Record list:
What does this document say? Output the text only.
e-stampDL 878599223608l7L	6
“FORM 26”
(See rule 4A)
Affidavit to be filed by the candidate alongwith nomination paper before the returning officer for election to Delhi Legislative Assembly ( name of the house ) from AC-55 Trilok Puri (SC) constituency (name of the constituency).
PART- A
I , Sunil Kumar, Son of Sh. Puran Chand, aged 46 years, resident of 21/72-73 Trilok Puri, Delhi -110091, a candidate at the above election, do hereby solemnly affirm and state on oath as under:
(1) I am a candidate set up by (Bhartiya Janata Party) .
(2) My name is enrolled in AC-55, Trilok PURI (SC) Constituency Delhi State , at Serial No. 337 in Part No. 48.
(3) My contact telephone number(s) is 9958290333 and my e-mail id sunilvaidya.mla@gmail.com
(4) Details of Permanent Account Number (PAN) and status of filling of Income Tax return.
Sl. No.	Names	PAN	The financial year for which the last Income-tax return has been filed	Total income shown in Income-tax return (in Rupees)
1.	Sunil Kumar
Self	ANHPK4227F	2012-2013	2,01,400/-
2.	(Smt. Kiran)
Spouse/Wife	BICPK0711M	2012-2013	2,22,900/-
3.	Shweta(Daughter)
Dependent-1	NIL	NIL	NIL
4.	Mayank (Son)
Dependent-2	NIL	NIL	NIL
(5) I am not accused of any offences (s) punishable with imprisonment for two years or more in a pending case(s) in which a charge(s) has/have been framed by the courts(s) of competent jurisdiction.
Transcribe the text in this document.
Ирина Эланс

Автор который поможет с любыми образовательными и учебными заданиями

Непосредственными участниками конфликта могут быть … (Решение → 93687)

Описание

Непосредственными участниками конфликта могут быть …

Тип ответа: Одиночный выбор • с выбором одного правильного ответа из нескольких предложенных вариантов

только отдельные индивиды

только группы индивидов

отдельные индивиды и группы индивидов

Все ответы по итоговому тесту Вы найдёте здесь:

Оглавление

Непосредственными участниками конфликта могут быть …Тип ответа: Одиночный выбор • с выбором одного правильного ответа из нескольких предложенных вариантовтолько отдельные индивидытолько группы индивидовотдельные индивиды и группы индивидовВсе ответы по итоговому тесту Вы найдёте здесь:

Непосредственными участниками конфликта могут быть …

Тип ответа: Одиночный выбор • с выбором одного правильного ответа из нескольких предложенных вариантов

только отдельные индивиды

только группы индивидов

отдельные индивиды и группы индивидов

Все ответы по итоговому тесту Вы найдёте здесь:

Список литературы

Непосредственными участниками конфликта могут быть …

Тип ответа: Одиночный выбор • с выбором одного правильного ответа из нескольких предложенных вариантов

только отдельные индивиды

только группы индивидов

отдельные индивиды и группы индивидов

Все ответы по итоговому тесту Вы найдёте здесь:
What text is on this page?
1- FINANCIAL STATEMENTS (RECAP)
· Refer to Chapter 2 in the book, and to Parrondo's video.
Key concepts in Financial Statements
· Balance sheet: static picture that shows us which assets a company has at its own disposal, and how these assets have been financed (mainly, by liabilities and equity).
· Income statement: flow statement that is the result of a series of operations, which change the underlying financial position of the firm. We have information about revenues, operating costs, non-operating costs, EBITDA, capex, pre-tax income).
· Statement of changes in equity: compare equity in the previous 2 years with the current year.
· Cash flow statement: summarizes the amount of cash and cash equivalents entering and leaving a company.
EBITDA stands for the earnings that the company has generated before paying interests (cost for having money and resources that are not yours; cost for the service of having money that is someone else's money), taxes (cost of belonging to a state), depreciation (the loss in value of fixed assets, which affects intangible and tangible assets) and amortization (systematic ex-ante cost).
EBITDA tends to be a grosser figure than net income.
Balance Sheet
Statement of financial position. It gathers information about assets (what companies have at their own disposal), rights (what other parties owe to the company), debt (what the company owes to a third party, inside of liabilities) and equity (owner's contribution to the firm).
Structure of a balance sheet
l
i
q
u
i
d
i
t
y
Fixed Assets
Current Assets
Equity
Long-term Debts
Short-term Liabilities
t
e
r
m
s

Challenge:
Collect each line above holding the string "this".

Problem solution:
What does this document say? Output the text only.
Transcribe the text in this document.
What text is on this page?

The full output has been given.